[Stored records]
------------------------

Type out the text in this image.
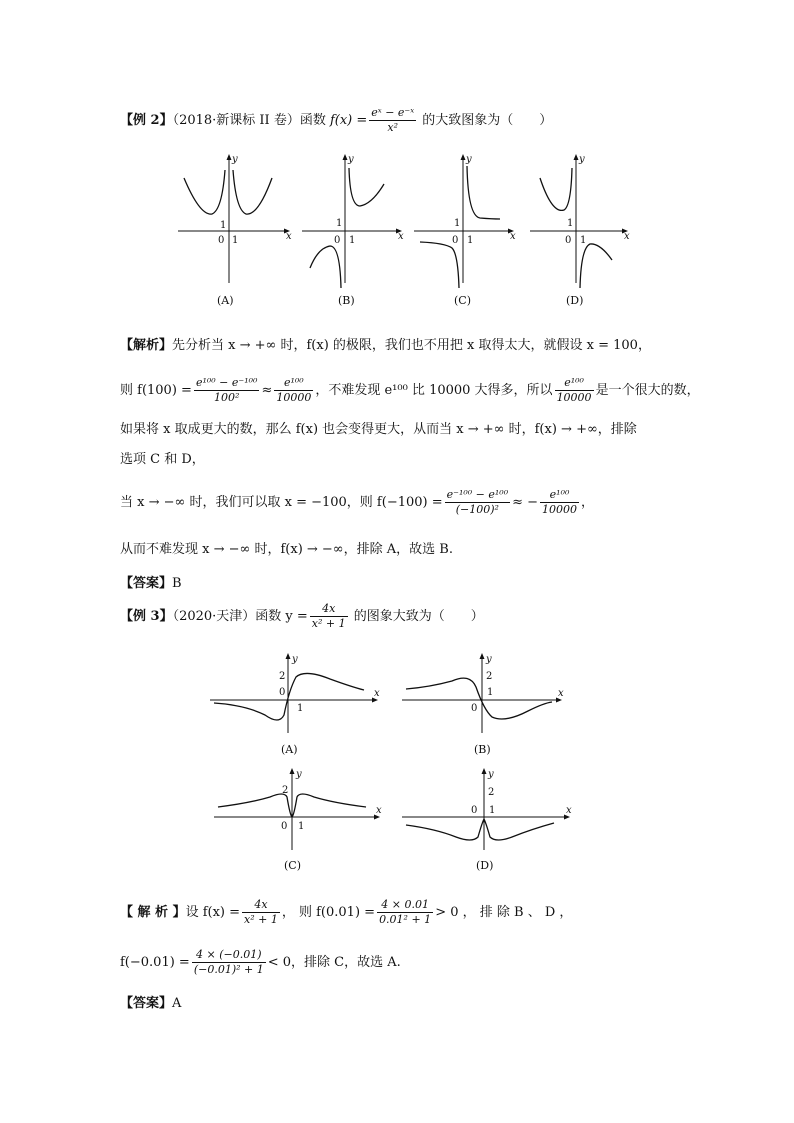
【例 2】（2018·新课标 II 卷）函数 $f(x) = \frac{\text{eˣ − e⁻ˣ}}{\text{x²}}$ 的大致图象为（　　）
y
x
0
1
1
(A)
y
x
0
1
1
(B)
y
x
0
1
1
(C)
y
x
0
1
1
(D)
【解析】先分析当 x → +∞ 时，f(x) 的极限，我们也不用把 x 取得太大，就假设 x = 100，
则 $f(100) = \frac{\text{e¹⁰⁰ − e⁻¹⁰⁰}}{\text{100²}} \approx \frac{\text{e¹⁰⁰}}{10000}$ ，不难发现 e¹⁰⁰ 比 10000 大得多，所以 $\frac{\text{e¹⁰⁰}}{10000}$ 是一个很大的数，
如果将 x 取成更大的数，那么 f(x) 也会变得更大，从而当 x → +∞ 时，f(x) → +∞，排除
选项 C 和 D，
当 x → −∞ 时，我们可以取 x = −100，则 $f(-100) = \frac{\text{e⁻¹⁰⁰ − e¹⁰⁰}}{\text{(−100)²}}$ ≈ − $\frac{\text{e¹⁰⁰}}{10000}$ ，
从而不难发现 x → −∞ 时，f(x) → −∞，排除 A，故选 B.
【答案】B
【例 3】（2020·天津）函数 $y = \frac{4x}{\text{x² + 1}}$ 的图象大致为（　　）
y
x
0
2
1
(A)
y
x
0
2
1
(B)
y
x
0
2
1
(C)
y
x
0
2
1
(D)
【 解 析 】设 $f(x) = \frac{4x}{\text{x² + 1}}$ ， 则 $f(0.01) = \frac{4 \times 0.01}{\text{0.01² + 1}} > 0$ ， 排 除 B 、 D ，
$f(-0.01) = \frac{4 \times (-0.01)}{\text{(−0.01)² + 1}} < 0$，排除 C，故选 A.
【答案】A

------------------------

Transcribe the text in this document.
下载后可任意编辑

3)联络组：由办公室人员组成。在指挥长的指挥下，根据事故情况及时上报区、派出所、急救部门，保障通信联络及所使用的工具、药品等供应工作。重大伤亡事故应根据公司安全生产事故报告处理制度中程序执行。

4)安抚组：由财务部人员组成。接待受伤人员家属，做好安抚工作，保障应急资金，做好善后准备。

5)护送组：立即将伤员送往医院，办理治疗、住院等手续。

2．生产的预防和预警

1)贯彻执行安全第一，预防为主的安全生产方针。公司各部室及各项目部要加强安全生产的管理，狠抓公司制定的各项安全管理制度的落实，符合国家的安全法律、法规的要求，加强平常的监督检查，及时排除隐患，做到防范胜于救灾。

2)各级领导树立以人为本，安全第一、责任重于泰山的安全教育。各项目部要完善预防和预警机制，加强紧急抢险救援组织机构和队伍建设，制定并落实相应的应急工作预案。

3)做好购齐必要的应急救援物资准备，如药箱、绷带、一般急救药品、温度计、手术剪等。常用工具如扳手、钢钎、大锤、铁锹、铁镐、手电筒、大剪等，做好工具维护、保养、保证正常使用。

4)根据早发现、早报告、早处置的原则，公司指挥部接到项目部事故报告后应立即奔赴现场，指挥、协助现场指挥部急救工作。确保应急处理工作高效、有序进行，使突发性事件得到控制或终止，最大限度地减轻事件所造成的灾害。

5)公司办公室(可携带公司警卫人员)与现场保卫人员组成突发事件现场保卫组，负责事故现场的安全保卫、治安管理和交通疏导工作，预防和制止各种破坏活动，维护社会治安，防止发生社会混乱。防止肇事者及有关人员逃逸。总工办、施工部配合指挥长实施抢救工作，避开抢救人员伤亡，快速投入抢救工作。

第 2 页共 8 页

------------------------

**Set task:**
From the records above, copy every line that holds the word "e¹⁰⁰".

**Final result:**
则 $f(100) = \frac{\text{e¹⁰⁰ − e⁻¹⁰⁰}}{\text{100²}} \approx \frac{\text{e¹⁰⁰}}{10000}$ ，不难发现 e¹⁰⁰ 比 10000 大得多，所以 $\frac{\text{e¹⁰⁰}}{10000}$ 是一个很大的数，
当 x → −∞ 时，我们可以取 x = −100，则 $f(-100) = \frac{\text{e⁻¹⁰⁰ − e¹⁰⁰}}{\text{(−100)²}}$ ≈ − $\frac{\text{e¹⁰⁰}}{10000}$ ，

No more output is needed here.